# How to complete this task
Give back all the data below exactly as it is shown.

# Records shown
□ □ □ □ □ □ □
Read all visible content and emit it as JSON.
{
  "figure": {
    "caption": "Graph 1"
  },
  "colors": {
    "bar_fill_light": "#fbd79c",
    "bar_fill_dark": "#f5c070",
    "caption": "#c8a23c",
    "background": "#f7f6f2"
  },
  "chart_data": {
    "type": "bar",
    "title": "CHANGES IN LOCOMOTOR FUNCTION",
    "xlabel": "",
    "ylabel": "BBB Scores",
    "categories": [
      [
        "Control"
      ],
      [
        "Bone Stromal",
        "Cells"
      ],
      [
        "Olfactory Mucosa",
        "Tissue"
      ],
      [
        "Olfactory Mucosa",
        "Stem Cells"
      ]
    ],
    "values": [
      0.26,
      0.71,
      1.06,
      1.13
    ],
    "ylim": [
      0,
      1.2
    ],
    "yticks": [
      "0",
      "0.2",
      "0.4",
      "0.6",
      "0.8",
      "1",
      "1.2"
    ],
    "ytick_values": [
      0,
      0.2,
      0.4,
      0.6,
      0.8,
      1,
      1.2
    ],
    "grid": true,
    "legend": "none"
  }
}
□ □ □ □ □ □ □
# Response to the exercise
Read all visible content and emit it as JSON.
{
  "figure": {
    "caption": "Graph 1"
  },
  "colors": {
    "bar_fill_light": "#fbd79c",
    "bar_fill_dark": "#f5c070",
    "caption": "#c8a23c",
    "background": "#f7f6f2"
  },
  "chart_data": {
    "type": "bar",
    "title": "CHANGES IN LOCOMOTOR FUNCTION",
    "xlabel": "",
    "ylabel": "BBB Scores",
    "categories": [
      [
        "Control"
      ],
      [
        "Bone Stromal",
        "Cells"
      ],
      [
        "Olfactory Mucosa",
        "Tissue"
      ],
      [
        "Olfactory Mucosa",
        "Stem Cells"
      ]
    ],
    "values": [
      0.26,
      0.71,
      1.06,
      1.13
    ],
    "ylim": [
      0,
      1.2
    ],
    "yticks": [
      "0",
      "0.2",
      "0.4",
      "0.6",
      "0.8",
      "1",
      "1.2"
    ],
    "ytick_values": [
      0,
      0.2,
      0.4,
      0.6,
      0.8,
      1,
      1.2
    ],
    "grid": true,
    "legend": "none"
  }
}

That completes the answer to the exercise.